TASK TO CARRY OUT:
Collect every line of the records below that contains the word "Manager".
• • • • • • •
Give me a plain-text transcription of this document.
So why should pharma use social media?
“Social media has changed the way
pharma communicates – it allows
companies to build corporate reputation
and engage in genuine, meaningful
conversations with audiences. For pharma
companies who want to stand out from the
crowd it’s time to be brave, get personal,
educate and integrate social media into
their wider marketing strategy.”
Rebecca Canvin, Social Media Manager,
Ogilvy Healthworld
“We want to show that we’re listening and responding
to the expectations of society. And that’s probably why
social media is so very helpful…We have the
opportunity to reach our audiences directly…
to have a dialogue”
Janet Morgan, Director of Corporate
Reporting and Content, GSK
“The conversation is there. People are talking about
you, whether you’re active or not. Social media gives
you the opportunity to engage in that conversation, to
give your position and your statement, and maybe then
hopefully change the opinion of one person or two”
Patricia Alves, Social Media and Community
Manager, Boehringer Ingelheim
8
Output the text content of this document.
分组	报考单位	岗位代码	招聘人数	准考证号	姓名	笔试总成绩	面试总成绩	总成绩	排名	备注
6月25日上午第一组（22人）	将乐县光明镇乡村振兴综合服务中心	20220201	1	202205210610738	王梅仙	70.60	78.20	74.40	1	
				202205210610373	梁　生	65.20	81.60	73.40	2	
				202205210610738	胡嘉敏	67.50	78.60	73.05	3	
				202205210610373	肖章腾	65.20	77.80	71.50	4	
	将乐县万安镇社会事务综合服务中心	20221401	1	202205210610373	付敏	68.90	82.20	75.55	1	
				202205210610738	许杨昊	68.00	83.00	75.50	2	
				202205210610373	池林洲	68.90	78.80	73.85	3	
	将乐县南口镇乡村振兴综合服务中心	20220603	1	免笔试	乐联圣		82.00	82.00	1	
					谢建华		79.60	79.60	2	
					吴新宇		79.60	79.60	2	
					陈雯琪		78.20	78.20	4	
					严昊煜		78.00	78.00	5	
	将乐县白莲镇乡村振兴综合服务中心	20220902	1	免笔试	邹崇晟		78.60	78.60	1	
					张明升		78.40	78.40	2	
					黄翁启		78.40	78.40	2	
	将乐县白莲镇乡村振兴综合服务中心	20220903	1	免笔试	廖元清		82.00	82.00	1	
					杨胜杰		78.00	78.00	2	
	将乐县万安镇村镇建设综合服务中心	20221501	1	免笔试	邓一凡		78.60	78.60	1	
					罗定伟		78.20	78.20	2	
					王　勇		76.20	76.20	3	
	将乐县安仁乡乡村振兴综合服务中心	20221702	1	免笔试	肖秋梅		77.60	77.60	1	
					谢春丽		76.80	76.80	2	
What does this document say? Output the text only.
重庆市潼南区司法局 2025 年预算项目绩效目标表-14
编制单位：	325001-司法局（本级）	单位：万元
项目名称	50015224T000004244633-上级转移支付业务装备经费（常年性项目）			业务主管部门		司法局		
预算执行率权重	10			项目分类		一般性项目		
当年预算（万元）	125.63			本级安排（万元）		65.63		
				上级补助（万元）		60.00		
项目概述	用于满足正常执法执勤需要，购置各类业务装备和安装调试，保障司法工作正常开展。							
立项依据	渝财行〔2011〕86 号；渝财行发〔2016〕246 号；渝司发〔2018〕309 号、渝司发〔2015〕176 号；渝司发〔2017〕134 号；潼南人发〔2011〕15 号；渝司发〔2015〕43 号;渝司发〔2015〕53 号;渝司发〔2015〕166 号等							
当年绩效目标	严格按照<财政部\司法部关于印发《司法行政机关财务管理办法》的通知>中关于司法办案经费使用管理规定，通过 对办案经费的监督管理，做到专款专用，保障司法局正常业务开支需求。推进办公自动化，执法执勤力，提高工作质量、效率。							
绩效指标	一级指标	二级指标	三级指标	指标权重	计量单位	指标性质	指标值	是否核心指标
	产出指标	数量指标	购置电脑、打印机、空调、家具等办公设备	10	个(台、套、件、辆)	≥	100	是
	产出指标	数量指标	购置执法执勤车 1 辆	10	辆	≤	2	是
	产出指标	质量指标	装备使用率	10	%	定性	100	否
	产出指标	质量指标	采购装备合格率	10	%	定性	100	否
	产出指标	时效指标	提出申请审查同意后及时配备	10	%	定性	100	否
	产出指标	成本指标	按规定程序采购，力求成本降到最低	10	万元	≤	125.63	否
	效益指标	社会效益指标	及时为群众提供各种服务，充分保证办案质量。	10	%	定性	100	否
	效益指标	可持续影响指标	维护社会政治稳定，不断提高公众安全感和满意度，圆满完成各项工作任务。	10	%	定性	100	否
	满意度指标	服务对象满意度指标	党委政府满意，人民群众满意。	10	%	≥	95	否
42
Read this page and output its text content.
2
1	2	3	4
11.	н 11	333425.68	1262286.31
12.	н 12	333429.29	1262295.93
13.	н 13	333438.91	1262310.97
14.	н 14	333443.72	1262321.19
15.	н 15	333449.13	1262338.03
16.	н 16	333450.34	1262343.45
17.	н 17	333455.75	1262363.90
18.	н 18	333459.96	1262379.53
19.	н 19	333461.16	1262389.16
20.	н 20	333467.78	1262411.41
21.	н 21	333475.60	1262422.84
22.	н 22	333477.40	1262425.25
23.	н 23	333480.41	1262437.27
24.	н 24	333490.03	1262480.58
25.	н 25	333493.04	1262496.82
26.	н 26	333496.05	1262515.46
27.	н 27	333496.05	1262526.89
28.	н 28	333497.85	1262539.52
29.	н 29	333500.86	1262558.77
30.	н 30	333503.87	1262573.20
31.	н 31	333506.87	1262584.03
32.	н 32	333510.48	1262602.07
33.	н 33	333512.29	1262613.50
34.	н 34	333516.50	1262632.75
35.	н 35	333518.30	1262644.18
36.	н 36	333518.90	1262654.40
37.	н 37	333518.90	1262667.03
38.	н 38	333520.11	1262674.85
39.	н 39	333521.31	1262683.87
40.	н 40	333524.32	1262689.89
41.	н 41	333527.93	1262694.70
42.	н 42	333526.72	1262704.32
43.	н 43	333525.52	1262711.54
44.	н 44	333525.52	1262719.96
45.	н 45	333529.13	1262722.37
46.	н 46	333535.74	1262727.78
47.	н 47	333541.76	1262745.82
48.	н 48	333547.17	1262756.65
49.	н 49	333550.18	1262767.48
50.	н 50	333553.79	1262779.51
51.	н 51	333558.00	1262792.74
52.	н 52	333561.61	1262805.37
• • • • • • •
EXERCISE RESPONSE:
Rebecca Canvin, Social Media Manager,
Manager, Boehringer Ingelheim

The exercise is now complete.